Written request: Copy the records word for word, starting at the first line and ending with the line that contains "pie-slice xyxy=(248,148,454,254)", including that line.

[Extracted records]
* Begin *

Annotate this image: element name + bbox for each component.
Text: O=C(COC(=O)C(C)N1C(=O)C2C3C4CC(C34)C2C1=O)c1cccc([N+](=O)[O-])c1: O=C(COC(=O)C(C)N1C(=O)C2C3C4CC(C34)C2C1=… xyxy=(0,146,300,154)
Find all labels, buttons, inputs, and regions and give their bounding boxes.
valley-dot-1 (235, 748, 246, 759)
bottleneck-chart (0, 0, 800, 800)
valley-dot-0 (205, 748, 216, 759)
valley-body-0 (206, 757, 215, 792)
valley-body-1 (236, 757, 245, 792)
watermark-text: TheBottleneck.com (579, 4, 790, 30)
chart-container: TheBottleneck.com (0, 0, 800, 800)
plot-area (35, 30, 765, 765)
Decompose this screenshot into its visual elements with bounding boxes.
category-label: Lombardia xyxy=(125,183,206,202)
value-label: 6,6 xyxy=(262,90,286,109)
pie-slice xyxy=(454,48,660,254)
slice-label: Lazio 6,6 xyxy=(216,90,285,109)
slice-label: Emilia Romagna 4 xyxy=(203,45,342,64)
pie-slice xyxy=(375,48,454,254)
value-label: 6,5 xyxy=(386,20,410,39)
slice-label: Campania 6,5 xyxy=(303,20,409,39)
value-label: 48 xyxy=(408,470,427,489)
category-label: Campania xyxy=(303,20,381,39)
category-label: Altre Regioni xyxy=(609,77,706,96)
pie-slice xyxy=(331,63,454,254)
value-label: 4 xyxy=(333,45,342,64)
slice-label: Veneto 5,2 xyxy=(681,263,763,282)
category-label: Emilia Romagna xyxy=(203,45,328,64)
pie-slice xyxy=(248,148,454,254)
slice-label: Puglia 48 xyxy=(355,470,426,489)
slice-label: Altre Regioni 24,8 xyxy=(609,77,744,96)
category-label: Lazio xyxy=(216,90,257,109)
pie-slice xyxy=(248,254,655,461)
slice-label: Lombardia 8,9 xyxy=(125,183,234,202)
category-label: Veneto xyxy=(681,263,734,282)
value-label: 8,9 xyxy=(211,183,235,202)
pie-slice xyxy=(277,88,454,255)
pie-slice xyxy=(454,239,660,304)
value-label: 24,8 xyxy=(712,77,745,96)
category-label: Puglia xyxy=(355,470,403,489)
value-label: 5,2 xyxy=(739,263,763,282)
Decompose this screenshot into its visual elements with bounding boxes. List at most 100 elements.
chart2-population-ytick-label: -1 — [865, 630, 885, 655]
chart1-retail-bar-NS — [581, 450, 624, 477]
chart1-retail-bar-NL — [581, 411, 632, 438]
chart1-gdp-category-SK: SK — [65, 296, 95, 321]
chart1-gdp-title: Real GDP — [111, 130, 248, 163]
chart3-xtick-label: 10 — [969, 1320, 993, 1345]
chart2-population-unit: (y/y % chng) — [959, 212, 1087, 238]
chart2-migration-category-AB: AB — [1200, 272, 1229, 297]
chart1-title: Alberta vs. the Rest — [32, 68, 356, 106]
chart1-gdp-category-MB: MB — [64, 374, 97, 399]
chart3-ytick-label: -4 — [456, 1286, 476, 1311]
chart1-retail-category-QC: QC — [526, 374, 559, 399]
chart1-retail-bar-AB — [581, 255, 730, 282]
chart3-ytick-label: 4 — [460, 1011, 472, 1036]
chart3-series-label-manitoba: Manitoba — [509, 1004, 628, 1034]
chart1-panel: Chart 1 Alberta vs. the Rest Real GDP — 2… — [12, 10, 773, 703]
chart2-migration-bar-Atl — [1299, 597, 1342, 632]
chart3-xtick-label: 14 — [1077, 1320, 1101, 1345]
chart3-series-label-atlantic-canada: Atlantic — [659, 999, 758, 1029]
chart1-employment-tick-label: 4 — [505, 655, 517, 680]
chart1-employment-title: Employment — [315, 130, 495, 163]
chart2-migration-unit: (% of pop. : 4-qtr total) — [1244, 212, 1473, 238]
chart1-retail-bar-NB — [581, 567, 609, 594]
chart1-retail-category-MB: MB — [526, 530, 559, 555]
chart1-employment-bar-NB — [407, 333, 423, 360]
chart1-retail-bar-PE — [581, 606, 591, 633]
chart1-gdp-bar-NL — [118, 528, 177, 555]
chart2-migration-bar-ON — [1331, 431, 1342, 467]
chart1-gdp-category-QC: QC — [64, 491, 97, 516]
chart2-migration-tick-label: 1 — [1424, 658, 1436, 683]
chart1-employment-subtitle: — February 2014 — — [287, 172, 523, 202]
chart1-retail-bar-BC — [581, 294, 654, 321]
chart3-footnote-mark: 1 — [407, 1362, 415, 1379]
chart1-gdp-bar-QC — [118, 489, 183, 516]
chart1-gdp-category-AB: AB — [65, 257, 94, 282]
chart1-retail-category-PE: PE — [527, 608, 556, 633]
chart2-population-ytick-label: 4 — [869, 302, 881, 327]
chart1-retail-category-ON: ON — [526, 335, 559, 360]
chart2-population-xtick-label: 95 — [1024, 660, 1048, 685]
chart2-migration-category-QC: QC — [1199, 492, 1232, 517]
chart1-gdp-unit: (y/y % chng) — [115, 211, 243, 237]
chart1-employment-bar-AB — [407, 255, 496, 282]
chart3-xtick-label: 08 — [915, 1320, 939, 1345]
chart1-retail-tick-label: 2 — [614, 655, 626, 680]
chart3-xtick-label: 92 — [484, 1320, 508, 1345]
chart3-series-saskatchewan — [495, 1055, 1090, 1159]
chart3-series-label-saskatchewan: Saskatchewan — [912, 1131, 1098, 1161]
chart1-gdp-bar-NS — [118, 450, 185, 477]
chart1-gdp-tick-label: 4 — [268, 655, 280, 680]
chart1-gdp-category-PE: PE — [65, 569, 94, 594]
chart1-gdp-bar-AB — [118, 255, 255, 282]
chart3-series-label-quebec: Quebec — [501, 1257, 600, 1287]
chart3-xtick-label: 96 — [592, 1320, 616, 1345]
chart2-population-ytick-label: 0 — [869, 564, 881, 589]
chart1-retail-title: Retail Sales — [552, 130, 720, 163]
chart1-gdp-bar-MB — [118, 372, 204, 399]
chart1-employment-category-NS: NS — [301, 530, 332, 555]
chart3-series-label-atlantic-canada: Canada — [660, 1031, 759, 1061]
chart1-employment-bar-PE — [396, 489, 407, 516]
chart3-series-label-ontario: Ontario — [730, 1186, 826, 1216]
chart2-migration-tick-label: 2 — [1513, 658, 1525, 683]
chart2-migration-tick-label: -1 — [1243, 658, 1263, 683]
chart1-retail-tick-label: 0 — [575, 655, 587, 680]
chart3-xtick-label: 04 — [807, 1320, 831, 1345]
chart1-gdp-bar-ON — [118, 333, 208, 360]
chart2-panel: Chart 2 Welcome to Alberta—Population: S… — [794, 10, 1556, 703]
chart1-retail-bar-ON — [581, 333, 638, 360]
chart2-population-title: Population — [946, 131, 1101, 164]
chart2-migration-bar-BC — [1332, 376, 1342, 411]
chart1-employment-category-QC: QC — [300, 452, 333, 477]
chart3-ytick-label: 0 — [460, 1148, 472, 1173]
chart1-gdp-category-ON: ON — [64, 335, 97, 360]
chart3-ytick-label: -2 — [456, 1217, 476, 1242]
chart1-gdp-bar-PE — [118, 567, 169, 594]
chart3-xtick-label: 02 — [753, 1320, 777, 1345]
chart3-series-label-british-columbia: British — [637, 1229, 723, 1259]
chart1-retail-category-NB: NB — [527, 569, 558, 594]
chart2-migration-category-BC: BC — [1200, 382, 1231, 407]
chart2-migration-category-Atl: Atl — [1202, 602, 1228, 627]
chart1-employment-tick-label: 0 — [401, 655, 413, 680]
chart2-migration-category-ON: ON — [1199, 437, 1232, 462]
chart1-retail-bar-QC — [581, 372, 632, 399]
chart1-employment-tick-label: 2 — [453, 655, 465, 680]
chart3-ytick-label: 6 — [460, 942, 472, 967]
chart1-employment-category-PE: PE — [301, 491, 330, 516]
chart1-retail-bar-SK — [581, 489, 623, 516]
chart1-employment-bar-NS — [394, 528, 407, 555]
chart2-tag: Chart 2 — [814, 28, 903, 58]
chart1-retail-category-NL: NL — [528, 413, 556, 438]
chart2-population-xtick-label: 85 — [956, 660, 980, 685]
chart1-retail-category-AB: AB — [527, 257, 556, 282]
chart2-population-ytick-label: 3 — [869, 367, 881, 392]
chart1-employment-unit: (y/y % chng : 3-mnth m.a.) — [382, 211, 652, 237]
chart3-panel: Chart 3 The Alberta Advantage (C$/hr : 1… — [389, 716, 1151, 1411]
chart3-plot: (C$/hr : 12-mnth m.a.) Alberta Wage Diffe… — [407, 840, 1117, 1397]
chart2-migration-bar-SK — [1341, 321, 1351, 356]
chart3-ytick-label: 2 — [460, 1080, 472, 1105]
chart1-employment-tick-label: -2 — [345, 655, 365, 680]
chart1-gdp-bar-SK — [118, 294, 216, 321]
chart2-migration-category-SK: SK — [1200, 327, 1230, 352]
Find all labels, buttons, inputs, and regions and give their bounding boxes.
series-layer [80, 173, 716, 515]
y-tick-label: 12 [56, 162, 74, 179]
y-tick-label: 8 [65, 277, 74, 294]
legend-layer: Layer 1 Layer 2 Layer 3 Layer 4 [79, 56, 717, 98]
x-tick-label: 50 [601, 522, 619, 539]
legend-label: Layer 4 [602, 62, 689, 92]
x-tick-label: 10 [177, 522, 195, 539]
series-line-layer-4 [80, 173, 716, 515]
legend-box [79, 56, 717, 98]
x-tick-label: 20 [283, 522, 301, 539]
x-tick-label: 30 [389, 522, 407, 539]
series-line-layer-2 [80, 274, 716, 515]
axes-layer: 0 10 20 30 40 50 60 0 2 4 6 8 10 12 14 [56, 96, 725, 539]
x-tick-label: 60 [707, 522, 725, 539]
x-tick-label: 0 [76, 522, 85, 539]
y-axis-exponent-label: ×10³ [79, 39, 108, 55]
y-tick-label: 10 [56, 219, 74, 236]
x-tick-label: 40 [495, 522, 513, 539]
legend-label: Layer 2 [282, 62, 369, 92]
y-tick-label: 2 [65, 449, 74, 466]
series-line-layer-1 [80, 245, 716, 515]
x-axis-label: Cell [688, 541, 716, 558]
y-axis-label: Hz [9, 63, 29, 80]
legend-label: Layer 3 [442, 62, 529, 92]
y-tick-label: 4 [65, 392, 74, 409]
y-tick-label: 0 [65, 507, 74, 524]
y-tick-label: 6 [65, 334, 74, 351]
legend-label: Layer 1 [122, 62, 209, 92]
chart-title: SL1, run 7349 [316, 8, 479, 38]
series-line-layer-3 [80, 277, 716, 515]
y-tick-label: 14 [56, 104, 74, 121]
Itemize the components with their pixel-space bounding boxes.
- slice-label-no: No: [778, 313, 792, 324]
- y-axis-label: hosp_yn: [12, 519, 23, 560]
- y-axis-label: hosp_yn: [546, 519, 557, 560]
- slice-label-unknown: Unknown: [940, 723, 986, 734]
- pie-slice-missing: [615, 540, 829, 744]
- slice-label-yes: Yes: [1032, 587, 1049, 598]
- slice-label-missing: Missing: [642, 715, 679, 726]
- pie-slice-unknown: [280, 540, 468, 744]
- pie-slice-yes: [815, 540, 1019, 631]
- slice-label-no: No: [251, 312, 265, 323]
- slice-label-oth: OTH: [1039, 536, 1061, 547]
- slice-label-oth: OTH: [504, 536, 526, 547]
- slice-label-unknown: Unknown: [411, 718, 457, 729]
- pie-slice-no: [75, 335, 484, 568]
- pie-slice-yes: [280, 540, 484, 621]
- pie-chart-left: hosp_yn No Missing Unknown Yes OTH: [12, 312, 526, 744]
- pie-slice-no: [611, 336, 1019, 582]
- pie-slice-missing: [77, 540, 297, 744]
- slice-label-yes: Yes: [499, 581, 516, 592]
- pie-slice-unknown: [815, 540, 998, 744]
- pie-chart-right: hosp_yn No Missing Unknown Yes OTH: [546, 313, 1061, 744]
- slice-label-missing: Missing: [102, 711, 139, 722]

* End *

Expected output:
Annotate this image: element name + bbox for each component.
Text: O=C(COC(=O)C(C)N1C(=O)C2C3C4CC(C34)C2C1=O)c1cccc([N+](=O)[O-])c1: O=C(COC(=O)C(C)N1C(=O)C2C3C4CC(C34)C2C1=… xyxy=(0,146,300,154)
Find all labels, buttons, inputs, and regions and give their bounding boxes.
valley-dot-1 (235, 748, 246, 759)
bottleneck-chart (0, 0, 800, 800)
valley-dot-0 (205, 748, 216, 759)
valley-body-0 (206, 757, 215, 792)
valley-body-1 (236, 757, 245, 792)
watermark-text: TheBottleneck.com (579, 4, 790, 30)
chart-container: TheBottleneck.com (0, 0, 800, 800)
plot-area (35, 30, 765, 765)
Decompose this screenshot into its visual elements with bounding boxes.
category-label: Lombardia xyxy=(125,183,206,202)
value-label: 6,6 xyxy=(262,90,286,109)
pie-slice xyxy=(454,48,660,254)
slice-label: Lazio 6,6 xyxy=(216,90,285,109)
slice-label: Emilia Romagna 4 xyxy=(203,45,342,64)
pie-slice xyxy=(375,48,454,254)
value-label: 6,5 xyxy=(386,20,410,39)
slice-label: Campania 6,5 xyxy=(303,20,409,39)
value-label: 48 xyxy=(408,470,427,489)
category-label: Campania xyxy=(303,20,381,39)
category-label: Altre Regioni xyxy=(609,77,706,96)
pie-slice xyxy=(331,63,454,254)
value-label: 4 xyxy=(333,45,342,64)
slice-label: Veneto 5,2 xyxy=(681,263,763,282)
category-label: Emilia Romagna xyxy=(203,45,328,64)
pie-slice xyxy=(248,148,454,254)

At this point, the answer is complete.